--- Start Raw data ---

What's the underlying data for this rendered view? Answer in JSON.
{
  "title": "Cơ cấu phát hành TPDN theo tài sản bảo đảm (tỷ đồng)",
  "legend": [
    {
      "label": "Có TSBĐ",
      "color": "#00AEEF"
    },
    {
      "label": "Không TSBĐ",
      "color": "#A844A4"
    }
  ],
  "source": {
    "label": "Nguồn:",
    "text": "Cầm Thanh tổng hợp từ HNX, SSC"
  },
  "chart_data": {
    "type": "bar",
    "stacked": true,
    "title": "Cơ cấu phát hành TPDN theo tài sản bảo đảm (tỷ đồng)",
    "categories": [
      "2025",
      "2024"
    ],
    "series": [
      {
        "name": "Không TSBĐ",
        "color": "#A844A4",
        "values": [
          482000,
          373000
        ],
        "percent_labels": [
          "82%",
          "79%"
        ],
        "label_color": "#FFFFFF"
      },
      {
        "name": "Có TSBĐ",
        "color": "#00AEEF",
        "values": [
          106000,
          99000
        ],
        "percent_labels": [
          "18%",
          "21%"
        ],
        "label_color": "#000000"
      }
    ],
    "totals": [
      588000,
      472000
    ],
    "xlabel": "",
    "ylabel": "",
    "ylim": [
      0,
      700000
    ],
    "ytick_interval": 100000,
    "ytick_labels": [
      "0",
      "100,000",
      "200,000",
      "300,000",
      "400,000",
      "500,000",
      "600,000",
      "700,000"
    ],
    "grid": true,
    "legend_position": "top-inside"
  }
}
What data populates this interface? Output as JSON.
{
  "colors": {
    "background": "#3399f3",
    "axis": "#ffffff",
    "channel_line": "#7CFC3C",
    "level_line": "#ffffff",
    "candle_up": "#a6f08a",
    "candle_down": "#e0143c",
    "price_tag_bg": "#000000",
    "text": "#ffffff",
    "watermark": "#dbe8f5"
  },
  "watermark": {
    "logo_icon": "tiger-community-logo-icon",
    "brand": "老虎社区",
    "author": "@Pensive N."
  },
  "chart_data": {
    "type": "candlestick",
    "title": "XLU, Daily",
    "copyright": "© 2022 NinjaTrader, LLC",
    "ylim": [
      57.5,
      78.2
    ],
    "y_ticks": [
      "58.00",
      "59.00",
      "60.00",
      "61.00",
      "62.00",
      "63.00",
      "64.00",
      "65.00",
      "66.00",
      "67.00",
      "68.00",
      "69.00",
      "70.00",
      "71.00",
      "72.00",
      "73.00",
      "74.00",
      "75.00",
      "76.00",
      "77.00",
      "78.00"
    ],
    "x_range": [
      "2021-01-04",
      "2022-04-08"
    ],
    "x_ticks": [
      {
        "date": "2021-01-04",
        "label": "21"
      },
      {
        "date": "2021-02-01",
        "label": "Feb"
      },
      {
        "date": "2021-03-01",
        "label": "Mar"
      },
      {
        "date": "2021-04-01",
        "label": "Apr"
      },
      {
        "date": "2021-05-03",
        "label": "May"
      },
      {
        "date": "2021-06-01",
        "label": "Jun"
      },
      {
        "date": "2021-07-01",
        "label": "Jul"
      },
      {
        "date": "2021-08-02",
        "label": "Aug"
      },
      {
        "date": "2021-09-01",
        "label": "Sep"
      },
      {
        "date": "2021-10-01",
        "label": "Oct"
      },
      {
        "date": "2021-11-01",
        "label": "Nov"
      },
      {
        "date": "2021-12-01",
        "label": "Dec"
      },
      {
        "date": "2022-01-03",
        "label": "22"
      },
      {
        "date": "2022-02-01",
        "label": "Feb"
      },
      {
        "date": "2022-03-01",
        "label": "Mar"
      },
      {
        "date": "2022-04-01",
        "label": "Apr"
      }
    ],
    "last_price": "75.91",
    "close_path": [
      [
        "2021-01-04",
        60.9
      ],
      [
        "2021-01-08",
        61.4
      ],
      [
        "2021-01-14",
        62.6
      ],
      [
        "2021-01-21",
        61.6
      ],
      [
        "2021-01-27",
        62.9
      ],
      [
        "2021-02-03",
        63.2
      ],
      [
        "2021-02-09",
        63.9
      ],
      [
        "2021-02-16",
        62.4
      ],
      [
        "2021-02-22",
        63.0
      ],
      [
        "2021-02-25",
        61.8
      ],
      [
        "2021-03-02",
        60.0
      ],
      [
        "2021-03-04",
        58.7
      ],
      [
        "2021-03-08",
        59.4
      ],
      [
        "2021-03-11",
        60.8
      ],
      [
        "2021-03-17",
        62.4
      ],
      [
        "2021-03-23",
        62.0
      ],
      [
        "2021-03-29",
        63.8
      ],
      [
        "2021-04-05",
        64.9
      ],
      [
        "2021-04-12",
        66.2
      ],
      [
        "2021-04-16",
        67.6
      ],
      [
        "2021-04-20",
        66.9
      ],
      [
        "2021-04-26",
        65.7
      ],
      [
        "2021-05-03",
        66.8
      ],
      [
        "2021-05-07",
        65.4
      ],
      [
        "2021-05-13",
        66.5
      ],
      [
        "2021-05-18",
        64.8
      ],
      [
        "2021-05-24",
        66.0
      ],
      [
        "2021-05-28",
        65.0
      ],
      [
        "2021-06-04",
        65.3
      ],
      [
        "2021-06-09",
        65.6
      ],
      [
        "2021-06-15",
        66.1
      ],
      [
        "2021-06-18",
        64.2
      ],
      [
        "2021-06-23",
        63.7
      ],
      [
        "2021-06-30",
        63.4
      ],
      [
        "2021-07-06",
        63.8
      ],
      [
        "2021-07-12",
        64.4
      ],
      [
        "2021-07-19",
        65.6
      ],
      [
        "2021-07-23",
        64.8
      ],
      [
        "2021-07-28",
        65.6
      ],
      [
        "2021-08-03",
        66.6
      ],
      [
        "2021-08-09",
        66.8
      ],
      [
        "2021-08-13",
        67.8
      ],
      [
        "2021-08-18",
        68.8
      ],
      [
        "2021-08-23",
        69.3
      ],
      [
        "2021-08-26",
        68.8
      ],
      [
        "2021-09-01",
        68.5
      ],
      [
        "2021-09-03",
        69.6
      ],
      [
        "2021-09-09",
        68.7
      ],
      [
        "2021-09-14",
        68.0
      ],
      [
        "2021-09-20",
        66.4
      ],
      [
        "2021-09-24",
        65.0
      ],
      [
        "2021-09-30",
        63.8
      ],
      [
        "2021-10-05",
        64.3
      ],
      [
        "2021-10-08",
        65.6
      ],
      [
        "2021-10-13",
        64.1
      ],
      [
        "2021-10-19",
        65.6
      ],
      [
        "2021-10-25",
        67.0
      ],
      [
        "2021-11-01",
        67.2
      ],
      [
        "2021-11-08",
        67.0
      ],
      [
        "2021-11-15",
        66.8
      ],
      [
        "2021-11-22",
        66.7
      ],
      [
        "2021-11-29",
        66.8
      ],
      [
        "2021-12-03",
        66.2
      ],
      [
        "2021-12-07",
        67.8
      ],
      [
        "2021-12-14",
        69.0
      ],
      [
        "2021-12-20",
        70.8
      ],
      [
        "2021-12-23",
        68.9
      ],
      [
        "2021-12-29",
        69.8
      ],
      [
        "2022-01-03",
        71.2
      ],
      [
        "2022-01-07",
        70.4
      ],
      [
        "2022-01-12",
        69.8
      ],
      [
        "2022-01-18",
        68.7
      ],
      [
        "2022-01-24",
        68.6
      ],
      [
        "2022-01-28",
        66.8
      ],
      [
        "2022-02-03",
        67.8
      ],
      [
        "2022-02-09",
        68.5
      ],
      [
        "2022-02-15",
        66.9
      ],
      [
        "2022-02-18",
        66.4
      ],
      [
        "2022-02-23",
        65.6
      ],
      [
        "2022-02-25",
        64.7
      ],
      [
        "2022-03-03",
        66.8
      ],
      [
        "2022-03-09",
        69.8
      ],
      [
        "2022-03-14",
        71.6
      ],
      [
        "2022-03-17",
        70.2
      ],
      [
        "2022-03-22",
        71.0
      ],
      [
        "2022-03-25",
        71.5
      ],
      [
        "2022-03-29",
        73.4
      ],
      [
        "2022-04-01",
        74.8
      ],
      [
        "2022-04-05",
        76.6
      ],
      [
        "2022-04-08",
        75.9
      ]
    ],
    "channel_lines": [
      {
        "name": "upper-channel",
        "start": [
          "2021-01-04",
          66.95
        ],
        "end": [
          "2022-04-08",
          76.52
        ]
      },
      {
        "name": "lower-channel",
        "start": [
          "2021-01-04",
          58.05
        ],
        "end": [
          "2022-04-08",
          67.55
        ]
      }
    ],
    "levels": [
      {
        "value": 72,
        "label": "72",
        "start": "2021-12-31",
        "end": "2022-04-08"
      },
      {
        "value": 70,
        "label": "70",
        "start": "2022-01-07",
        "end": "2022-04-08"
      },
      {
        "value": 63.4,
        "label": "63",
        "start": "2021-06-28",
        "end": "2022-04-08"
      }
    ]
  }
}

--- End Raw data ---

Pick out the lines that include the word "name" and write them out.

        "name": "Không TSBĐ",
        "name": "Có TSBĐ",
        "name": "upper-channel",
        "name": "lower-channel",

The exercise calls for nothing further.